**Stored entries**
|---|

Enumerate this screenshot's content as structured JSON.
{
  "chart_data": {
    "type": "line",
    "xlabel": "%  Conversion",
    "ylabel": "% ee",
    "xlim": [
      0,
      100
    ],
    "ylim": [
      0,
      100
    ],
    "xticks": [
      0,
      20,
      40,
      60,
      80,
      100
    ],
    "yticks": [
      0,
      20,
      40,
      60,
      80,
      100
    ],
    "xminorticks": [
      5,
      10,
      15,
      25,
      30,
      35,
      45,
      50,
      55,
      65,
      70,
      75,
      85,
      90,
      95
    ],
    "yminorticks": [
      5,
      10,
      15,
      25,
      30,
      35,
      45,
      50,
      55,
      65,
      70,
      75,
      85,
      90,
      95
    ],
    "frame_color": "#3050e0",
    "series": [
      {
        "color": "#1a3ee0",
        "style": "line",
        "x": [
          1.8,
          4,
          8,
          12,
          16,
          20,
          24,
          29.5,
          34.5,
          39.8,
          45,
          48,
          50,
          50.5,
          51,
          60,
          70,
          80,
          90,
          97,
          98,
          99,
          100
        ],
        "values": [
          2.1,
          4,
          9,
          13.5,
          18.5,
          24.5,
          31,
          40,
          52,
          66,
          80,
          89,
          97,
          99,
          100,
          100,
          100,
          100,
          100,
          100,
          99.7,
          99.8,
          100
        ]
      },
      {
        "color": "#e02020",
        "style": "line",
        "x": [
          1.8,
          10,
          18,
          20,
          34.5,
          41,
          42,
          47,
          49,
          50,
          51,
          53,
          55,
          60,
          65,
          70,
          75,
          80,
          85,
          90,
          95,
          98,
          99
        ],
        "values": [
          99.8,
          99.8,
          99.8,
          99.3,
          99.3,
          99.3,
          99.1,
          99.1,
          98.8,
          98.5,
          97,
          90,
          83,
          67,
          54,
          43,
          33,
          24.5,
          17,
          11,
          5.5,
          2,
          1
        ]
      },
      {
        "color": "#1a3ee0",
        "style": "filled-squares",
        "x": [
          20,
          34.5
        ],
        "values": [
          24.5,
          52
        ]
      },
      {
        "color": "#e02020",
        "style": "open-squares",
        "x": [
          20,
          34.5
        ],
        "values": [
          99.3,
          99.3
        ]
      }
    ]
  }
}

|---|

**Exercise aim**
Write the material out again in its entirety, exactly as shown.

**The answer**
Enumerate this screenshot's content as structured JSON.
{
  "chart_data": {
    "type": "line",
    "xlabel": "%  Conversion",
    "ylabel": "% ee",
    "xlim": [
      0,
      100
    ],
    "ylim": [
      0,
      100
    ],
    "xticks": [
      0,
      20,
      40,
      60,
      80,
      100
    ],
    "yticks": [
      0,
      20,
      40,
      60,
      80,
      100
    ],
    "xminorticks": [
      5,
      10,
      15,
      25,
      30,
      35,
      45,
      50,
      55,
      65,
      70,
      75,
      85,
      90,
      95
    ],
    "yminorticks": [
      5,
      10,
      15,
      25,
      30,
      35,
      45,
      50,
      55,
      65,
      70,
      75,
      85,
      90,
      95
    ],
    "frame_color": "#3050e0",
    "series": [
      {
        "color": "#1a3ee0",
        "style": "line",
        "x": [
          1.8,
          4,
          8,
          12,
          16,
          20,
          24,
          29.5,
          34.5,
          39.8,
          45,
          48,
          50,
          50.5,
          51,
          60,
          70,
          80,
          90,
          97,
          98,
          99,
          100
        ],
        "values": [
          2.1,
          4,
          9,
          13.5,
          18.5,
          24.5,
          31,
          40,
          52,
          66,
          80,
          89,
          97,
          99,
          100,
          100,
          100,
          100,
          100,
          100,
          99.7,
          99.8,
          100
        ]
      },
      {
        "color": "#e02020",
        "style": "line",
        "x": [
          1.8,
          10,
          18,
          20,
          34.5,
          41,
          42,
          47,
          49,
          50,
          51,
          53,
          55,
          60,
          65,
          70,
          75,
          80,
          85,
          90,
          95,
          98,
          99
        ],
        "values": [
          99.8,
          99.8,
          99.8,
          99.3,
          99.3,
          99.3,
          99.1,
          99.1,
          98.8,
          98.5,
          97,
          90,
          83,
          67,
          54,
          43,
          33,
          24.5,
          17,
          11,
          5.5,
          2,
          1
        ]
      },
      {
        "color": "#1a3ee0",
        "style": "filled-squares",
        "x": [
          20,
          34.5
        ],
        "values": [
          24.5,
          52
        ]
      },
      {
        "color": "#e02020",
        "style": "open-squares",
        "x": [
          20,
          34.5
        ],
        "values": [
          99.3,
          99.3
        ]
      }
    ]
  }
}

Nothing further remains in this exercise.